• _Goal 1_:
In the records, restate word for word the part that opens with the line containing "extract all elements" and closes with the line containing "category-label-d11: D11 [965, 488, 993, 505]", omitting the pictures.

Friday, July 5, 2013

July

Recently, I had one of these "aha" moments, situations where things come together and you suddenly realize that a thought or idea you had -only as a faint impression- suddenly becomes real! Most often this happens to me when I read an article which exactly sums up -in an eloquent way-what I had only been guessing or feeling.
The "Register" article which had that effect on me last week is this one: "Amazon, currently estimated to have $2bn in storage sales with an expected 65 per cent growth in storage revenue in each of the next 2-3 years which will make them a top 3 player in the storage industry".

Top 3 player in the storage industry? For decades, the likes of EMC, IBM, HP, NetApp, HDS have been switching positions in the quarterly IDC and Gartner charts... now Amazon?
How come?
Well, here's why: "The move to cloud computing means fewer companies will buy huge numbers of servers and storage arrays for their own use. Over the next five years, Morgan Stanley’s expects that 3 percent to 17 percent of current spending could be sucked up by cloud-based IT service providers."
And this is how "cloud storage" gets to "top three": 17% of the storage market today actually would be the #2 spot (behind market leader EMC).
So customers only hold very limited amounts of active data in their "on-premise" storage farms (most likely on SSDs) and push/pull everything else (including archives and backups) to the cloud.
As we all know, cloud providers like Amazon are not known as buyers of huge amounts of storage systems. Like Google and Facebook and other "hyperscale data" companies, they build their own infrastructure, based on chips from Intel or AMD and disk drives directly from the vendors like WD and Seagate.

• _Goal 2_:
Quote the entire blog post above on Amazon and the storage industry exactly as it appears.

• _Records for this exercise_:

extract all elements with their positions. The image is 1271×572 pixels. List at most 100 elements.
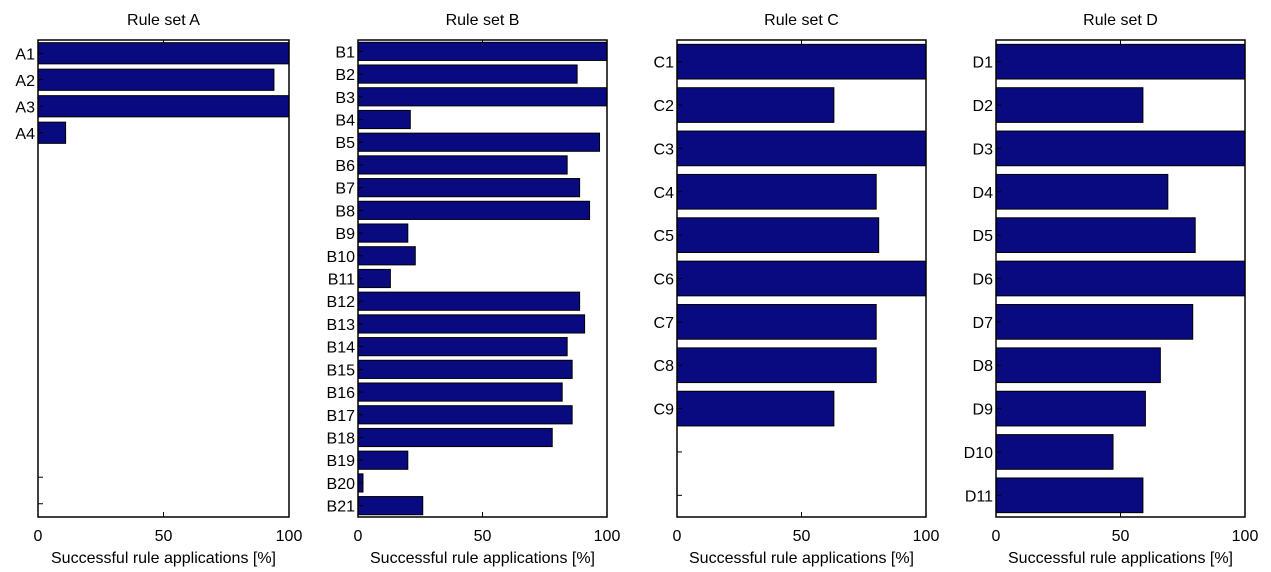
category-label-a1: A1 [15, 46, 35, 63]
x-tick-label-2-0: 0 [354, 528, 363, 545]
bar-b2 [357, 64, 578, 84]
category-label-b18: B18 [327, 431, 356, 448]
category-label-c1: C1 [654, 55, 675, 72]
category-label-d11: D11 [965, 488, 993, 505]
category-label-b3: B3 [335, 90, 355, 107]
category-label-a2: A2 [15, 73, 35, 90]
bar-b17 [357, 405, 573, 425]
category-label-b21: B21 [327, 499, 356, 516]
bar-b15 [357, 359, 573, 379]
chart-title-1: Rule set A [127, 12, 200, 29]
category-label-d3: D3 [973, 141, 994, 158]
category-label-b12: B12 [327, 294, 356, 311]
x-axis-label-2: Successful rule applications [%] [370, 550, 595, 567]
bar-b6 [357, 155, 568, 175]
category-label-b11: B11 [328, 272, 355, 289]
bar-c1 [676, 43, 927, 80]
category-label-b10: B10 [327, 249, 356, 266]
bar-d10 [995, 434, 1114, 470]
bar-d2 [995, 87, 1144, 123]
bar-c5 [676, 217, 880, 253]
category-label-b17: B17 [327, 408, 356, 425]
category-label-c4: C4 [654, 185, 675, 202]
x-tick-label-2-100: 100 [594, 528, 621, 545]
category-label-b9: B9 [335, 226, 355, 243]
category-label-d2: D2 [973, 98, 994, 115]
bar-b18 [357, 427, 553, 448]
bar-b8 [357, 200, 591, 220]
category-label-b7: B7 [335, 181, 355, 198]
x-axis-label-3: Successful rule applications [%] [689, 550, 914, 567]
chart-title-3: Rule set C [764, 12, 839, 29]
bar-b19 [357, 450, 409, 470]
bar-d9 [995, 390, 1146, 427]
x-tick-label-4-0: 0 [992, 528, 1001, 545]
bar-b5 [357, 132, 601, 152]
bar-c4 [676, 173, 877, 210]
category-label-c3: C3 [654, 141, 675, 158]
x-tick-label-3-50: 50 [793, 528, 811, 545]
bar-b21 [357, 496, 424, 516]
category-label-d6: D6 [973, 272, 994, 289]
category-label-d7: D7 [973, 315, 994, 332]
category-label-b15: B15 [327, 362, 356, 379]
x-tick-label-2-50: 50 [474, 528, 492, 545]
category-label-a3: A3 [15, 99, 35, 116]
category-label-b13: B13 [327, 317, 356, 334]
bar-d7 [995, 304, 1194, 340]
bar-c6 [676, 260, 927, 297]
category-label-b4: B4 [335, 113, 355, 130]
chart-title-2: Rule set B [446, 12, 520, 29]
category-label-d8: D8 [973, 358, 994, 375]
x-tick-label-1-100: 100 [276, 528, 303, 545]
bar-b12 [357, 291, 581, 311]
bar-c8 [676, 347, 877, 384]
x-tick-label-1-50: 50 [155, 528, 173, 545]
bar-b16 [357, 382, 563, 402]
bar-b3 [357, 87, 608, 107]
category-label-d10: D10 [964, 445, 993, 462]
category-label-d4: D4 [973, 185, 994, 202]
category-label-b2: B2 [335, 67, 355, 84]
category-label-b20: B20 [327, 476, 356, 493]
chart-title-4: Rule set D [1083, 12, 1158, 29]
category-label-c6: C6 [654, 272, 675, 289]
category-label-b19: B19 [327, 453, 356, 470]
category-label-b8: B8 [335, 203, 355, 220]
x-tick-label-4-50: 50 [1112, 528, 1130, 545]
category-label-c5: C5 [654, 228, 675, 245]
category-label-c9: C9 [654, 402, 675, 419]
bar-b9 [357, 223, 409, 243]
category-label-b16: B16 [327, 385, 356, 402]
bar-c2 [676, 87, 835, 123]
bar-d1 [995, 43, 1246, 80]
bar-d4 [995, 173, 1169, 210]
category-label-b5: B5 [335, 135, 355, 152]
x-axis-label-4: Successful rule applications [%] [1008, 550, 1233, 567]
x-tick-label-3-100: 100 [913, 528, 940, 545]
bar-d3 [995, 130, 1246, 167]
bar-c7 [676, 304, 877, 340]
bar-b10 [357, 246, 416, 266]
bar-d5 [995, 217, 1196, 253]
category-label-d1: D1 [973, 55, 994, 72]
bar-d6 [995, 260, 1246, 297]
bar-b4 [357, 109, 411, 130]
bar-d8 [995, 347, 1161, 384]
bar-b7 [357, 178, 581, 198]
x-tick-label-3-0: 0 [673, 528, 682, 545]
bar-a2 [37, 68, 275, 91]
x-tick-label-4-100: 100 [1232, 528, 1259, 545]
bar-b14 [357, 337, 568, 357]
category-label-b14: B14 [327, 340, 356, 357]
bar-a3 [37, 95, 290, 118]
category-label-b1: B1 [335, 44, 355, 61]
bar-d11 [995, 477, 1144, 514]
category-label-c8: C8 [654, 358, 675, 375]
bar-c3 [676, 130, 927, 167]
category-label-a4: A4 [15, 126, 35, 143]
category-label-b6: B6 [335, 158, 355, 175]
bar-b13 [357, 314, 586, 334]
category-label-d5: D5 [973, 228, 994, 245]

* * *

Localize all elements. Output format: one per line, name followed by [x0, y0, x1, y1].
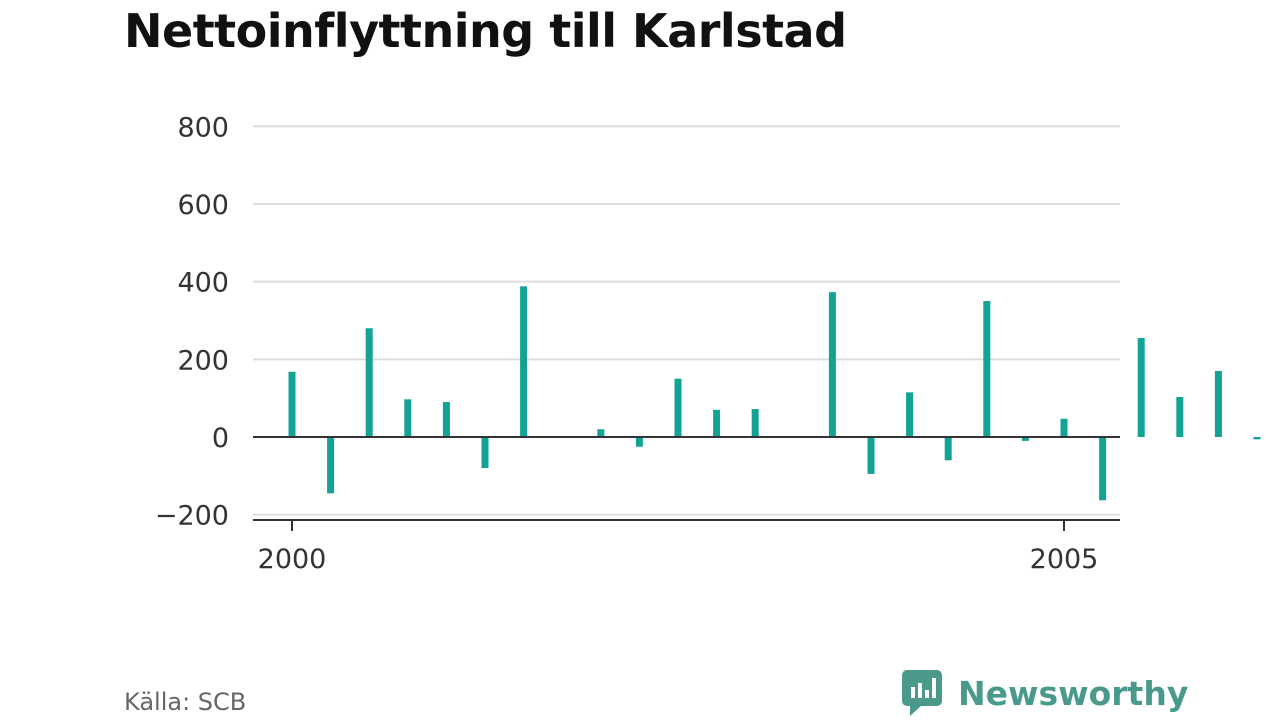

• _Written answer 1_:
extract all elements with their positions. The image is 1271×572 pixels. List at most 100 elements.
category-label-a1: A1 [15, 46, 35, 63]
x-tick-label-2-0: 0 [354, 528, 363, 545]
bar-b2 [357, 64, 578, 84]
category-label-b18: B18 [327, 431, 356, 448]
category-label-c1: C1 [654, 55, 675, 72]
category-label-d11: D11 [965, 488, 993, 505]

• _Written answer 2_:
Friday, July 5, 2013

July

Recently, I had one of these "aha" moments, situations where things come together and you suddenly realize that a thought or idea you had -only as a faint impression- suddenly becomes real! Most often this happens to me when I read an article which exactly sums up -in an eloquent way-what I had only been guessing or feeling.
The "Register" article which had that effect on me last week is this one: "Amazon, currently estimated to have $2bn in storage sales with an expected 65 per cent growth in storage revenue in each of the next 2-3 years which will make them a top 3 player in the storage industry".

Top 3 player in the storage industry? For decades, the likes of EMC, IBM, HP, NetApp, HDS have been switching positions in the quarterly IDC and Gartner charts... now Amazon?
How come?
Well, here's why: "The move to cloud computing means fewer companies will buy huge numbers of servers and storage arrays for their own use. Over the next five years, Morgan Stanley’s expects that 3 percent to 17 percent of current spending could be sucked up by cloud-based IT service providers."
And this is how "cloud storage" gets to "top three": 17% of the storage market today actually would be the #2 spot (behind market leader EMC).
So customers only hold very limited amounts of active data in their "on-premise" storage farms (most likely on SSDs) and push/pull everything else (including archives and backups) to the cloud.
As we all know, cloud providers like Amazon are not known as buyers of huge amounts of storage systems. Like Google and Facebook and other "hyperscale data" companies, they build their own infrastructure, based on chips from Intel or AMD and disk drives directly from the vendors like WD and Seagate.